Provided entries:
+ + + + +

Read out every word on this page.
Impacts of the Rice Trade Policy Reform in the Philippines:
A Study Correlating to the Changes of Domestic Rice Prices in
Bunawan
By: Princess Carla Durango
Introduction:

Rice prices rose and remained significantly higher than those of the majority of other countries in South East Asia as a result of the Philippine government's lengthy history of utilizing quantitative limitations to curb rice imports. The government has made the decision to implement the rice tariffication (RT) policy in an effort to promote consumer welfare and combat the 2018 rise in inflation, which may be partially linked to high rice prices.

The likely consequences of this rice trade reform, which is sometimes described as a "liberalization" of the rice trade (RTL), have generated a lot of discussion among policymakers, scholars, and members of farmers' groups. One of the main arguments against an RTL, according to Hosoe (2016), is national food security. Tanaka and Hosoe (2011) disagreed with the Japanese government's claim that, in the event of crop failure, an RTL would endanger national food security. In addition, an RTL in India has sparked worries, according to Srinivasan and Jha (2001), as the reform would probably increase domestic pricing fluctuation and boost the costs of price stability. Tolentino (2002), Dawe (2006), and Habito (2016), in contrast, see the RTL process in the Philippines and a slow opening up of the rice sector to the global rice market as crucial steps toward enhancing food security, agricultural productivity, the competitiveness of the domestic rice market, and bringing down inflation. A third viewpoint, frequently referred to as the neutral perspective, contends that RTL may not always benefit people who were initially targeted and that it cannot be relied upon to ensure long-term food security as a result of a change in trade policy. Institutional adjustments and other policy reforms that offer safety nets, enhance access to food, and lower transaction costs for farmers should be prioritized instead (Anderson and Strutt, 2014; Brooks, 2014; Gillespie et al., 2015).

+ + + + +

Instructions for the task:
Retype the records that precede this task, keeping them exactly the same.

Output of the task:
Read out every word on this page.
Impacts of the Rice Trade Policy Reform in the Philippines:
A Study Correlating to the Changes of Domestic Rice Prices in
Bunawan
By: Princess Carla Durango
Introduction:

Rice prices rose and remained significantly higher than those of the majority of other countries in South East Asia as a result of the Philippine government's lengthy history of utilizing quantitative limitations to curb rice imports. The government has made the decision to implement the rice tariffication (RT) policy in an effort to promote consumer welfare and combat the 2018 rise in inflation, which may be partially linked to high rice prices.

The likely consequences of this rice trade reform, which is sometimes described as a "liberalization" of the rice trade (RTL), have generated a lot of discussion among policymakers, scholars, and members of farmers' groups. One of the main arguments against an RTL, according to Hosoe (2016), is national food security. Tanaka and Hosoe (2011) disagreed with the Japanese government's claim that, in the event of crop failure, an RTL would endanger national food security. In addition, an RTL in India has sparked worries, according to Srinivasan and Jha (2001), as the reform would probably increase domestic pricing fluctuation and boost the costs of price stability. Tolentino (2002), Dawe (2006), and Habito (2016), in contrast, see the RTL process in the Philippines and a slow opening up of the rice sector to the global rice market as crucial steps toward enhancing food security, agricultural productivity, the competitiveness of the domestic rice market, and bringing down inflation. A third viewpoint, frequently referred to as the neutral perspective, contends that RTL may not always benefit people who were initially targeted and that it cannot be relied upon to ensure long-term food security as a result of a change in trade policy. Institutional adjustments and other policy reforms that offer safety nets, enhance access to food, and lower transaction costs for farmers should be prioritized instead (Anderson and Strutt, 2014; Brooks, 2014; Gillespie et al., 2015).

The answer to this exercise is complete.